- **What you should do**
Transcribe the listing below line by line, keeping every character unchanged, and omit the picture from your answer.

- **Records provided**
•••
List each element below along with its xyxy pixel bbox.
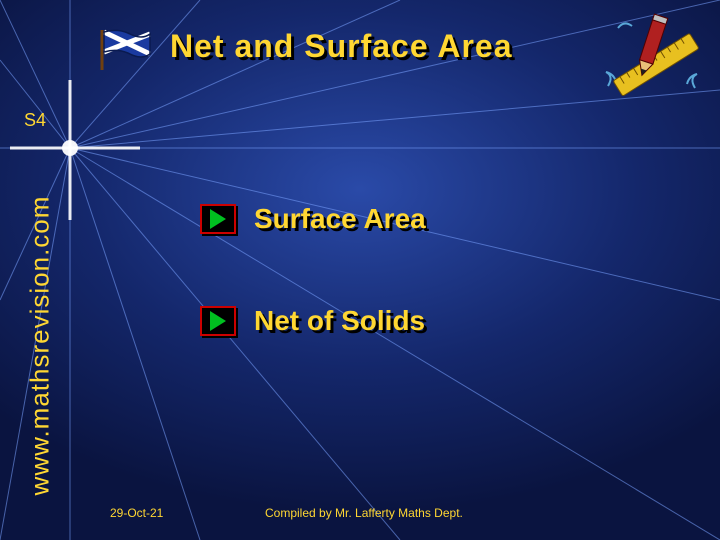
bullet-item-net-of-solids[interactable]: Net of Solids	[200, 305, 425, 337]
play-icon	[200, 306, 236, 336]
flag-icon	[98, 28, 153, 70]
level-label: S4	[24, 110, 46, 131]
sidebar-url: www.mathsrevision.com	[25, 186, 56, 506]
footer-date: 29-Oct-21	[110, 506, 163, 520]
play-icon	[200, 204, 236, 234]
bullet-label: Net of Solids	[254, 305, 425, 337]
slide: Net and Surface Area S4 www.mathsrevisio…	[0, 0, 720, 540]
slide-title: Net and Surface Area	[170, 28, 512, 65]
footer-compiled-by: Compiled by Mr. Lafferty Maths Dept.	[265, 506, 463, 520]
bullet-item-surface-area[interactable]: Surface Area	[200, 203, 426, 235]
bullet-label: Surface Area	[254, 203, 426, 235]
ruler-pencil-icon	[600, 8, 710, 108]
•••
- **Written solution**
List each element below along with its xyxy pixel bbox.
bullet-item-net-of-solids[interactable]: Net of Solids	[200, 305, 425, 337]
play-icon	[200, 306, 236, 336]
flag-icon	[98, 28, 153, 70]
level-label: S4	[24, 110, 46, 131]
sidebar-url: www.mathsrevision.com	[25, 186, 56, 506]
footer-date: 29-Oct-21	[110, 506, 163, 520]
play-icon	[200, 204, 236, 234]
bullet-label: Net of Solids	[254, 305, 425, 337]
slide: Net and Surface Area S4 www.mathsrevisio…	[0, 0, 720, 540]
slide-title: Net and Surface Area	[170, 28, 512, 65]
footer-compiled-by: Compiled by Mr. Lafferty Maths Dept.	[265, 506, 463, 520]
bullet-item-surface-area[interactable]: Surface Area	[200, 203, 426, 235]
bullet-label: Surface Area	[254, 203, 426, 235]
ruler-pencil-icon	[600, 8, 710, 108]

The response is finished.